Recorded data:
# # # # #

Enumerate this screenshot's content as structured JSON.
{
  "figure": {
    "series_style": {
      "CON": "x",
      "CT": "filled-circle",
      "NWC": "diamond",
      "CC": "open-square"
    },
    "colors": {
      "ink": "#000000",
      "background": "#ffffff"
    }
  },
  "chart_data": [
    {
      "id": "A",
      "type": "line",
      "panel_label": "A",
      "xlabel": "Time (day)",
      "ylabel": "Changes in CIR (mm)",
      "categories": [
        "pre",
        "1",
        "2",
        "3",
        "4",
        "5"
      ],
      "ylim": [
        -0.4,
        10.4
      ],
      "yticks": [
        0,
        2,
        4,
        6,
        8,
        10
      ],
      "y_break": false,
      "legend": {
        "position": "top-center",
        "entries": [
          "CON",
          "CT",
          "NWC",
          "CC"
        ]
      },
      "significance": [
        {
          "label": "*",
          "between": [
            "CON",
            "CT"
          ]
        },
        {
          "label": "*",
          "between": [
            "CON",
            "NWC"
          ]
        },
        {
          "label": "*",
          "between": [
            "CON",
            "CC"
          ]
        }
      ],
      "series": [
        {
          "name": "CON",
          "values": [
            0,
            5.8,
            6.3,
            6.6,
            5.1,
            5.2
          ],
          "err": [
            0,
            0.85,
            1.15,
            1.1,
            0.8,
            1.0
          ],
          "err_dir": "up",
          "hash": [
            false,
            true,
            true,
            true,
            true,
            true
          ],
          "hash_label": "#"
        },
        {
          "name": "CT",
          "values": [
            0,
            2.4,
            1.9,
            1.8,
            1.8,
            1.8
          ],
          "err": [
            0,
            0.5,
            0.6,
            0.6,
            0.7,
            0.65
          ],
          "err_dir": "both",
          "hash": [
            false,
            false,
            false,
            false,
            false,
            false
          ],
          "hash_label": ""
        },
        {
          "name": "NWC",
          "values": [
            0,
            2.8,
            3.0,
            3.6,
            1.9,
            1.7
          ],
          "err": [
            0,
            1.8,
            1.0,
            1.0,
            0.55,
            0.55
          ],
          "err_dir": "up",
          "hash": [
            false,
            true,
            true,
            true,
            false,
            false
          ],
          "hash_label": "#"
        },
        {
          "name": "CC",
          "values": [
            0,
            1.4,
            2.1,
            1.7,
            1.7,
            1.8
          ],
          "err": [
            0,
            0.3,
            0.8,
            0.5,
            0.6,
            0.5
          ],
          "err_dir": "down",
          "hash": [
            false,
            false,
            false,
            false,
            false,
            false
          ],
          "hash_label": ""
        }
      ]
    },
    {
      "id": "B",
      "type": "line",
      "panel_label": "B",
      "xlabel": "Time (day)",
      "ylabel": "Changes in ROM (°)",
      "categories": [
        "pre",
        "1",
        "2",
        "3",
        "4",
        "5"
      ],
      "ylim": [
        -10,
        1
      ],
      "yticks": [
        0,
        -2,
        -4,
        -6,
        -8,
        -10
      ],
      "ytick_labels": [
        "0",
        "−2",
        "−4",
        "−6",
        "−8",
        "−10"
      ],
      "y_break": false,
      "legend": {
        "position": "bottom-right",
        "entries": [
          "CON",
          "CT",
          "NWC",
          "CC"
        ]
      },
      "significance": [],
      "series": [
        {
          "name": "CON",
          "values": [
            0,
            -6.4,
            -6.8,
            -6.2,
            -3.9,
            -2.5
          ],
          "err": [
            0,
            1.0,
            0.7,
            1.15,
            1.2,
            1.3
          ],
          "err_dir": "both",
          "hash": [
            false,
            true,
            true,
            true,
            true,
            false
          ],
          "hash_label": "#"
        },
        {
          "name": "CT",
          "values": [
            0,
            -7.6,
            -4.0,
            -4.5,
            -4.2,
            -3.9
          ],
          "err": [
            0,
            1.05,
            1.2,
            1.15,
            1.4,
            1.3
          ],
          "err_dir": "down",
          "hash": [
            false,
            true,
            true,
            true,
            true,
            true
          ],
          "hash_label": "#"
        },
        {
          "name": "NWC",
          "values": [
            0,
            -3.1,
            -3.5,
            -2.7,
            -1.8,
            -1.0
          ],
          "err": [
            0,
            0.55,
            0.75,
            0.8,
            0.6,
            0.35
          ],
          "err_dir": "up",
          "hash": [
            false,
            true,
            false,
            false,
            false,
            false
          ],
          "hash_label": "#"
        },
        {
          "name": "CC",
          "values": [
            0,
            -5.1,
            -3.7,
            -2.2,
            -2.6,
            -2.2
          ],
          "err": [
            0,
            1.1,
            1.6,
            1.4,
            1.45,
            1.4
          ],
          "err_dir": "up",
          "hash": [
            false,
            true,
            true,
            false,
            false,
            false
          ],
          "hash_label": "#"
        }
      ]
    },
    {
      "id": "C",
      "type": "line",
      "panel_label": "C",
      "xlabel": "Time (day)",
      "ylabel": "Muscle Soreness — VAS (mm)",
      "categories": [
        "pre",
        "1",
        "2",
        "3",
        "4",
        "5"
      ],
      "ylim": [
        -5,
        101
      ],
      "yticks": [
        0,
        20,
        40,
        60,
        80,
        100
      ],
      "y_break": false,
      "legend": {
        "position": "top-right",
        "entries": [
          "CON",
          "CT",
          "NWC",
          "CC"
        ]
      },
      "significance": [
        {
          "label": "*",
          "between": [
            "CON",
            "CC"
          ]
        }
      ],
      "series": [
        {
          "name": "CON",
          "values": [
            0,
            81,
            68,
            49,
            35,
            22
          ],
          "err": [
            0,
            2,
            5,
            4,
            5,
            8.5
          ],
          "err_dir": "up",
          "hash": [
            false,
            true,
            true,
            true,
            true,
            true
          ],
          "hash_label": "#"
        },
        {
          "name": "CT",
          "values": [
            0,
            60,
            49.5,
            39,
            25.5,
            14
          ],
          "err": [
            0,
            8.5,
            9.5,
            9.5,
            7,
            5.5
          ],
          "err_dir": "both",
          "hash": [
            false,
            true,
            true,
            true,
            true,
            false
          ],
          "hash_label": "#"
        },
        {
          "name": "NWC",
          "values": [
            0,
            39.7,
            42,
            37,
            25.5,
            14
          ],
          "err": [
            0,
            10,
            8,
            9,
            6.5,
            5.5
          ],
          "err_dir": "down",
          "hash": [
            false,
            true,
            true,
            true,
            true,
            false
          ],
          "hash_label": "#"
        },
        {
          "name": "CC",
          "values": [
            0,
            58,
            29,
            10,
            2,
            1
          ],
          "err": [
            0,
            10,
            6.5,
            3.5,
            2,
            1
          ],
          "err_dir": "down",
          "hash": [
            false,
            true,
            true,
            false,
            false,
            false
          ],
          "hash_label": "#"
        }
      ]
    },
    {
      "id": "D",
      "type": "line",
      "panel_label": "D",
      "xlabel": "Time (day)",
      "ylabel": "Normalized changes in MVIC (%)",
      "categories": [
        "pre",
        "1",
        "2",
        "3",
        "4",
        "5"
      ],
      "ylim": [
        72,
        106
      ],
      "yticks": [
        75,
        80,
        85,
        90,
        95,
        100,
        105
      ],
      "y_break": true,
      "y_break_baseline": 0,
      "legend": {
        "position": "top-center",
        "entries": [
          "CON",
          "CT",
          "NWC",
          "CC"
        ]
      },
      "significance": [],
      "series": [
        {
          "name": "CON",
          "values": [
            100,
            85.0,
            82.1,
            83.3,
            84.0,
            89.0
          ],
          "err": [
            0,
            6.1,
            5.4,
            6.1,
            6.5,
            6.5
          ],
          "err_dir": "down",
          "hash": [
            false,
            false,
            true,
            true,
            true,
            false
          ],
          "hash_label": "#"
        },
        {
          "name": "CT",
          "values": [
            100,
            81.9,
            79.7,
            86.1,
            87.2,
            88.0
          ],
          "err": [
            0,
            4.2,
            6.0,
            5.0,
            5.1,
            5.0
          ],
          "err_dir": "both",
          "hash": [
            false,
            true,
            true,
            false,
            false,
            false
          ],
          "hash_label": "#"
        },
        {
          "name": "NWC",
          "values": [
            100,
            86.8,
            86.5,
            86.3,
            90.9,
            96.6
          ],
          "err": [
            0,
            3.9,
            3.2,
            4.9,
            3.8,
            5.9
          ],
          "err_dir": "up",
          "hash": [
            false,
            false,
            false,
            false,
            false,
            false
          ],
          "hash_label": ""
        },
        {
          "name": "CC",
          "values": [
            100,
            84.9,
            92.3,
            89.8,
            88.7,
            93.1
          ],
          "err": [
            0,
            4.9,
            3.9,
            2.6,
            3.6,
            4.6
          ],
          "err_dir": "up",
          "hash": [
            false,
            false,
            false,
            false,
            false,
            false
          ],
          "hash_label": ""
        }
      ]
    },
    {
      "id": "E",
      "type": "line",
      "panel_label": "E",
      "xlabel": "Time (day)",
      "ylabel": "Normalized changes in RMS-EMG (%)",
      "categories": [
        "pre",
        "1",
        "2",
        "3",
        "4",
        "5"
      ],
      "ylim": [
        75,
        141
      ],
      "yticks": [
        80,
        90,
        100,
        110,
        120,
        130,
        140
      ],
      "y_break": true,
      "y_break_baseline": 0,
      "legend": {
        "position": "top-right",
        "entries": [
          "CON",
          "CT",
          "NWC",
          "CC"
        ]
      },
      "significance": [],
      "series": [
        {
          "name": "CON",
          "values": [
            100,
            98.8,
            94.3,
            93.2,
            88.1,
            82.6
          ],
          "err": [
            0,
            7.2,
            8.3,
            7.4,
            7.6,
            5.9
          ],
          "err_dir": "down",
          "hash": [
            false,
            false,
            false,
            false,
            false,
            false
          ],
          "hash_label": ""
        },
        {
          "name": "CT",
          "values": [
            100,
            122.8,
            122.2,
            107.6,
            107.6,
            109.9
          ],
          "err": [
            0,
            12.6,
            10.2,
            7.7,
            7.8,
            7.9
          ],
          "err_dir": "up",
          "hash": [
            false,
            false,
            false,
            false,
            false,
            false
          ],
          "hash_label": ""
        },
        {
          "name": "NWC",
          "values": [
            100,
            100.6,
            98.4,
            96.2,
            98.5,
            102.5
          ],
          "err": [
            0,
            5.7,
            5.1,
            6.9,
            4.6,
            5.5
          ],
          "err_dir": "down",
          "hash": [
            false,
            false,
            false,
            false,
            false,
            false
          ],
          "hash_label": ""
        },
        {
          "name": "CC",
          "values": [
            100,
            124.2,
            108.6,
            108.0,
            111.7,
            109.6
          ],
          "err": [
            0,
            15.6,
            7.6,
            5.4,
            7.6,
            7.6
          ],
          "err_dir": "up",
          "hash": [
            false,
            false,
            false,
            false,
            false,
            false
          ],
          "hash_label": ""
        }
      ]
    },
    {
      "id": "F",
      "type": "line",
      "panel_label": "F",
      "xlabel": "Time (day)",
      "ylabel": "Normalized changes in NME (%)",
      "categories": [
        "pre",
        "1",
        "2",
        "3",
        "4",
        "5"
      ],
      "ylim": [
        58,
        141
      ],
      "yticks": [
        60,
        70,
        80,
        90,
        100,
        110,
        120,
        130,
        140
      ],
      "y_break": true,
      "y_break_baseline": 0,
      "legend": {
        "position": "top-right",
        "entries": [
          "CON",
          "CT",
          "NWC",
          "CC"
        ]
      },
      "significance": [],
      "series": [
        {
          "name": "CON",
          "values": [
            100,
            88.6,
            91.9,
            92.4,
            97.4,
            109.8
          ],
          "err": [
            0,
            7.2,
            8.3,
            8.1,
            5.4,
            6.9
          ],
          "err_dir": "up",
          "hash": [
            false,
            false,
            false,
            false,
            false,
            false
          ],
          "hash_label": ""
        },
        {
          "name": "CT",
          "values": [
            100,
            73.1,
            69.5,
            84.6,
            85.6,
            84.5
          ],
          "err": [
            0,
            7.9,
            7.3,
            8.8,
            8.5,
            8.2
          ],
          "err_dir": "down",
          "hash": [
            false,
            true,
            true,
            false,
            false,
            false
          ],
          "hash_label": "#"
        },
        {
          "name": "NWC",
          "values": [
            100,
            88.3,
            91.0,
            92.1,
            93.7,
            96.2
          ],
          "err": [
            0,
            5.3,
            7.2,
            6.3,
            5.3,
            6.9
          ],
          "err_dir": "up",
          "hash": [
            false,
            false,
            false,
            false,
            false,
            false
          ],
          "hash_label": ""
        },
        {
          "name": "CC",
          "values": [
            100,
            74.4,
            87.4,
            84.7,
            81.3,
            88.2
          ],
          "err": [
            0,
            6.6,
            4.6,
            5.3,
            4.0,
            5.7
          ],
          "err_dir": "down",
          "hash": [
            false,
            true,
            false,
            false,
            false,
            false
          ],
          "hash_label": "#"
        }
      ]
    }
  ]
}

# # # # #

Goal of the exercise: In the entries above, how many lines hold the word "Normalized"? State the number and nothing else.

Completed task: 3